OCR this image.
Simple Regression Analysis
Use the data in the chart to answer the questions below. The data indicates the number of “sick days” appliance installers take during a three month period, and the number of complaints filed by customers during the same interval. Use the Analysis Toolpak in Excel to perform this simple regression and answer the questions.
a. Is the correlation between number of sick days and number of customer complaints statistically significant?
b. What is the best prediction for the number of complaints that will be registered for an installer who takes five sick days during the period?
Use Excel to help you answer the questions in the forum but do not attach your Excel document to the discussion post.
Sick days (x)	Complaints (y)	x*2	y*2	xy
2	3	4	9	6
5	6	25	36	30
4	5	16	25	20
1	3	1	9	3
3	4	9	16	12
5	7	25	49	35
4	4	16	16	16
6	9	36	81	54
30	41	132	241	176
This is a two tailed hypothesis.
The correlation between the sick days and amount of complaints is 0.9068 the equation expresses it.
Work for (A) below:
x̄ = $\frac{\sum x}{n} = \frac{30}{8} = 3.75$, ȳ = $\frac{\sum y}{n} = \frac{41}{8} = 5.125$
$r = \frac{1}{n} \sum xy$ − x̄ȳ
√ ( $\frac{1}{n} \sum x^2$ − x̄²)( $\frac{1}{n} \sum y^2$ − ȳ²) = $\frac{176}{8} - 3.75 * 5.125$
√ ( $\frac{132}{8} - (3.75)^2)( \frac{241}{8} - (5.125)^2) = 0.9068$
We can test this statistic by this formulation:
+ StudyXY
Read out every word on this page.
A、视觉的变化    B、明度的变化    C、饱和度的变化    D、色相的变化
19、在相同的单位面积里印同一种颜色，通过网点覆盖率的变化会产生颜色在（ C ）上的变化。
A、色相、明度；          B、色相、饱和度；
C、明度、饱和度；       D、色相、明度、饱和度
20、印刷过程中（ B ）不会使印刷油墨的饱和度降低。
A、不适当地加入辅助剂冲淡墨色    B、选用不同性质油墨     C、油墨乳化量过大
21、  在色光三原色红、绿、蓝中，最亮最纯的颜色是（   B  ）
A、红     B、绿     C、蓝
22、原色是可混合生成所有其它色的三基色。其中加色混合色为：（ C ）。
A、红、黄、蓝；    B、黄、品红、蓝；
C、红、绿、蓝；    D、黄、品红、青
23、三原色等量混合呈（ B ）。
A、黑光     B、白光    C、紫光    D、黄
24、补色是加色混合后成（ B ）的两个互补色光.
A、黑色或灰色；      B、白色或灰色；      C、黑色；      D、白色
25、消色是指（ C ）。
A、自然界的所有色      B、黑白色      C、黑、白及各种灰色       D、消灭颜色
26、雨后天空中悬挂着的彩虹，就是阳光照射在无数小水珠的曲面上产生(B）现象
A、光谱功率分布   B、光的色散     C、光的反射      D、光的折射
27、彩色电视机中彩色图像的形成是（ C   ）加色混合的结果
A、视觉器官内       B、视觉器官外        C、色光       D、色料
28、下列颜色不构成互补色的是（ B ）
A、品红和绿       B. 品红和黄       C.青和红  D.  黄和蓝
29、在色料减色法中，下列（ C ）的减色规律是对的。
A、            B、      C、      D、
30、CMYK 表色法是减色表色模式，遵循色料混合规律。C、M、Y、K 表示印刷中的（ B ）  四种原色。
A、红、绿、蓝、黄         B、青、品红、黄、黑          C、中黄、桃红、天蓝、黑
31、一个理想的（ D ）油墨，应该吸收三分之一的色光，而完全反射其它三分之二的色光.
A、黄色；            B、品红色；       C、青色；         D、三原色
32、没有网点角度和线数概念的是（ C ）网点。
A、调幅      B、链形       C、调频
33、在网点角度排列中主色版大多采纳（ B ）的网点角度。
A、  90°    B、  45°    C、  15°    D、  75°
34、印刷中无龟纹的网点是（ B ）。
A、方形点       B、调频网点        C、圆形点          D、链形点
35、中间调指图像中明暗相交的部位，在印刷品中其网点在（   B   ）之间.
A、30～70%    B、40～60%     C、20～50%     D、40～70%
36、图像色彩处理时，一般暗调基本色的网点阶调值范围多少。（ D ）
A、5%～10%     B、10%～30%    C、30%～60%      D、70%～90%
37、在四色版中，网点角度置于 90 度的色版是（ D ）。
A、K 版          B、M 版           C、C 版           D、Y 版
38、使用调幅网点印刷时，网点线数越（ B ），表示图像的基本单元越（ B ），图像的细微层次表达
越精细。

## Requirements
Output the whole listing above again, word for word.

## Solved exercise
OCR this image.
Simple Regression Analysis
Use the data in the chart to answer the questions below. The data indicates the number of “sick days” appliance installers take during a three month period, and the number of complaints filed by customers during the same interval. Use the Analysis Toolpak in Excel to perform this simple regression and answer the questions.
a. Is the correlation between number of sick days and number of customer complaints statistically significant?
b. What is the best prediction for the number of complaints that will be registered for an installer who takes five sick days during the period?
Use Excel to help you answer the questions in the forum but do not attach your Excel document to the discussion post.
Sick days (x)	Complaints (y)	x*2	y*2	xy
2	3	4	9	6
5	6	25	36	30
4	5	16	25	20
1	3	1	9	3
3	4	9	16	12
5	7	25	49	35
4	4	16	16	16
6	9	36	81	54
30	41	132	241	176
This is a two tailed hypothesis.
The correlation between the sick days and amount of complaints is 0.9068 the equation expresses it.
Work for (A) below:
x̄ = $\frac{\sum x}{n} = \frac{30}{8} = 3.75$, ȳ = $\frac{\sum y}{n} = \frac{41}{8} = 5.125$
$r = \frac{1}{n} \sum xy$ − x̄ȳ
√ ( $\frac{1}{n} \sum x^2$ − x̄²)( $\frac{1}{n} \sum y^2$ − ȳ²) = $\frac{176}{8} - 3.75 * 5.125$
√ ( $\frac{132}{8} - (3.75)^2)( \frac{241}{8} - (5.125)^2) = 0.9068$
We can test this statistic by this formulation:
+ StudyXY
Read out every word on this page.
A、视觉的变化    B、明度的变化    C、饱和度的变化    D、色相的变化
19、在相同的单位面积里印同一种颜色，通过网点覆盖率的变化会产生颜色在（ C ）上的变化。
A、色相、明度；          B、色相、饱和度；
C、明度、饱和度；       D、色相、明度、饱和度
20、印刷过程中（ B ）不会使印刷油墨的饱和度降低。
A、不适当地加入辅助剂冲淡墨色    B、选用不同性质油墨     C、油墨乳化量过大
21、  在色光三原色红、绿、蓝中，最亮最纯的颜色是（   B  ）
A、红     B、绿     C、蓝
22、原色是可混合生成所有其它色的三基色。其中加色混合色为：（ C ）。
A、红、黄、蓝；    B、黄、品红、蓝；
C、红、绿、蓝；    D、黄、品红、青
23、三原色等量混合呈（ B ）。
A、黑光     B、白光    C、紫光    D、黄
24、补色是加色混合后成（ B ）的两个互补色光.
A、黑色或灰色；      B、白色或灰色；      C、黑色；      D、白色
25、消色是指（ C ）。
A、自然界的所有色      B、黑白色      C、黑、白及各种灰色       D、消灭颜色
26、雨后天空中悬挂着的彩虹，就是阳光照射在无数小水珠的曲面上产生(B）现象
A、光谱功率分布   B、光的色散     C、光的反射      D、光的折射
27、彩色电视机中彩色图像的形成是（ C   ）加色混合的结果
A、视觉器官内       B、视觉器官外        C、色光       D、色料
28、下列颜色不构成互补色的是（ B ）
A、品红和绿       B. 品红和黄       C.青和红  D.  黄和蓝
29、在色料减色法中，下列（ C ）的减色规律是对的。
A、            B、      C、      D、
30、CMYK 表色法是减色表色模式，遵循色料混合规律。C、M、Y、K 表示印刷中的（ B ）  四种原色。
A、红、绿、蓝、黄         B、青、品红、黄、黑          C、中黄、桃红、天蓝、黑
31、一个理想的（ D ）油墨，应该吸收三分之一的色光，而完全反射其它三分之二的色光.
A、黄色；            B、品红色；       C、青色；         D、三原色
32、没有网点角度和线数概念的是（ C ）网点。
A、调幅      B、链形       C、调频
33、在网点角度排列中主色版大多采纳（ B ）的网点角度。
A、  90°    B、  45°    C、  15°    D、  75°
34、印刷中无龟纹的网点是（ B ）。
A、方形点       B、调频网点        C、圆形点          D、链形点
35、中间调指图像中明暗相交的部位，在印刷品中其网点在（   B   ）之间.
A、30～70%    B、40～60%     C、20～50%     D、40～70%
36、图像色彩处理时，一般暗调基本色的网点阶调值范围多少。（ D ）
A、5%～10%     B、10%～30%    C、30%～60%      D、70%～90%
37、在四色版中，网点角度置于 90 度的色版是（ D ）。
A、K 版          B、M 版           C、C 版           D、Y 版
38、使用调幅网点印刷时，网点线数越（ B ），表示图像的基本单元越（ B ），图像的细微层次表达
越精细。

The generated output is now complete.